» **DIRECTIVE**: Reproduce the records below exactly, leaving out any pictures.

>> start MATERIAL FOR THIS TASK

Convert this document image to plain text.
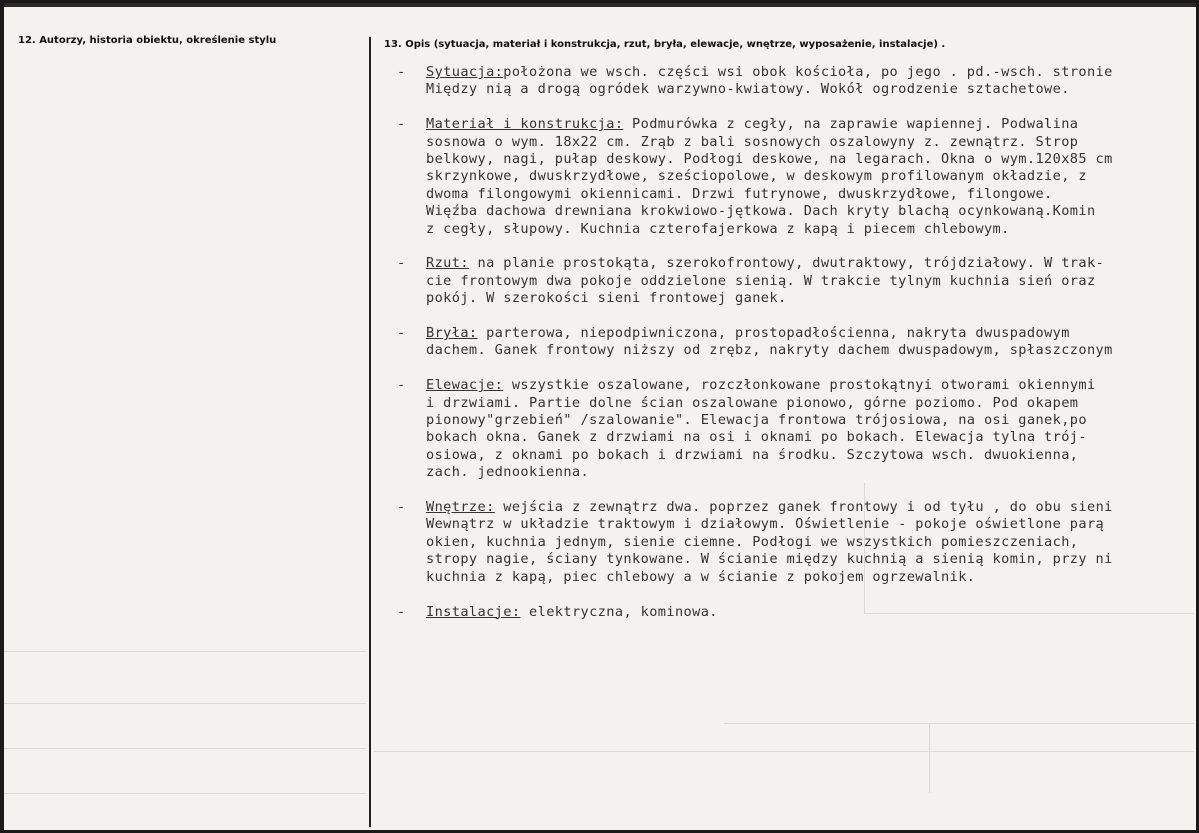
12. Autorzy, historia obiektu, określenie stylu	13. Opis (sytuacja, materiał i konstrukcja, rzut, bryła, elewacje, wnętrze, wyposażenie, instalacje) .
- Sytuacja:położona we wsch. części wsi obok kościoła, po jego . pd.-wsch. stronie
Między nią a drogą ogródek warzywno-kwiatowy. Wokół ogrodzenie sztachetowe.
- Materiał i konstrukcja: Podmurówka z cegły, na zaprawie wapiennej. Podwalina
sosnowa o wym. 18x22 cm. Zrąb z bali sosnowych oszalowyny z. zewnątrz. Strop
belkowy, nagi, pułap deskowy. Podłogi deskowe, na legarach. Okna o wym.120x85 cm
skrzynkowe, dwuskrzydłowe, sześciopolowe, w deskowym profilowanym okładzie, z
dwoma filongowymi okiennicami. Drzwi futrynowe, dwuskrzydłowe, filongowe.
Więźba dachowa drewniana krokwiowo-jętkowa. Dach kryty blachą ocynkowaną.Komin
z cegły, słupowy. Kuchnia czterofajerkowa z kapą i piecem chlebowym.
- Rzut: na planie prostokąta, szerokofrontowy, dwutraktowy, trójdziałowy. W trak-
cie frontowym dwa pokoje oddzielone sienią. W trakcie tylnym kuchnia sień oraz
pokój. W szerokości sieni frontowej ganek.
- Bryła: parterowa, niepodpiwniczona, prostopadłościenna, nakryta dwuspadowym
dachem. Ganek frontowy niższy od zrębz, nakryty dachem dwuspadowym, spłaszczonym
- Elewacje: wszystkie oszalowane, rozczłonkowane prostokątnyi otworami okiennymi
i drzwiami. Partie dolne ścian oszalowane pionowo, górne poziomo. Pod okapem
pionowy"grzebień" /szalowanie". Elewacja frontowa trójosiowa, na osi ganek,po
bokach okna. Ganek z drzwiami na osi i oknami po bokach. Elewacja tylna trój-
osiowa, z oknami po bokach i drzwiami na środku. Szczytowa wsch. dwuokienna,
zach. jednookienna.
- Wnętrze: wejścia z zewnątrz dwa. poprzez ganek frontowy i od tyłu , do obu sieni
Wewnątrz w układzie traktowym i działowym. Oświetlenie - pokoje oświetlone parą
okien, kuchnia jednym, sienie ciemne. Podłogi we wszystkich pomieszczeniach,
stropy nagie, ściany tynkowane. W ścianie między kuchnią a sienią komin, przy ni
kuchnia z kapą, piec chlebowy a w ścianie z pokojem ogrzewalnik.
- Instalacje: elektryczna, kominowa.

>> end MATERIAL FOR THIS TASK

» **SOLUTION TO THIS PROBLEM**:
Convert this document image to plain text.
12. Autorzy, historia obiektu, określenie stylu	13. Opis (sytuacja, materiał i konstrukcja, rzut, bryła, elewacje, wnętrze, wyposażenie, instalacje) .
- Sytuacja:położona we wsch. części wsi obok kościoła, po jego . pd.-wsch. stronie
Między nią a drogą ogródek warzywno-kwiatowy. Wokół ogrodzenie sztachetowe.
- Materiał i konstrukcja: Podmurówka z cegły, na zaprawie wapiennej. Podwalina
sosnowa o wym. 18x22 cm. Zrąb z bali sosnowych oszalowyny z. zewnątrz. Strop
belkowy, nagi, pułap deskowy. Podłogi deskowe, na legarach. Okna o wym.120x85 cm
skrzynkowe, dwuskrzydłowe, sześciopolowe, w deskowym profilowanym okładzie, z
dwoma filongowymi okiennicami. Drzwi futrynowe, dwuskrzydłowe, filongowe.
Więźba dachowa drewniana krokwiowo-jętkowa. Dach kryty blachą ocynkowaną.Komin
z cegły, słupowy. Kuchnia czterofajerkowa z kapą i piecem chlebowym.
- Rzut: na planie prostokąta, szerokofrontowy, dwutraktowy, trójdziałowy. W trak-
cie frontowym dwa pokoje oddzielone sienią. W trakcie tylnym kuchnia sień oraz
pokój. W szerokości sieni frontowej ganek.
- Bryła: parterowa, niepodpiwniczona, prostopadłościenna, nakryta dwuspadowym
dachem. Ganek frontowy niższy od zrębz, nakryty dachem dwuspadowym, spłaszczonym
- Elewacje: wszystkie oszalowane, rozczłonkowane prostokątnyi otworami okiennymi
i drzwiami. Partie dolne ścian oszalowane pionowo, górne poziomo. Pod okapem
pionowy"grzebień" /szalowanie". Elewacja frontowa trójosiowa, na osi ganek,po
bokach okna. Ganek z drzwiami na osi i oknami po bokach. Elewacja tylna trój-
osiowa, z oknami po bokach i drzwiami na środku. Szczytowa wsch. dwuokienna,
zach. jednookienna.
- Wnętrze: wejścia z zewnątrz dwa. poprzez ganek frontowy i od tyłu , do obu sieni
Wewnątrz w układzie traktowym i działowym. Oświetlenie - pokoje oświetlone parą
okien, kuchnia jednym, sienie ciemne. Podłogi we wszystkich pomieszczeniach,
stropy nagie, ściany tynkowane. W ścianie między kuchnią a sienią komin, przy ni
kuchnia z kapą, piec chlebowy a w ścianie z pokojem ogrzewalnik.
- Instalacje: elektryczna, kominowa.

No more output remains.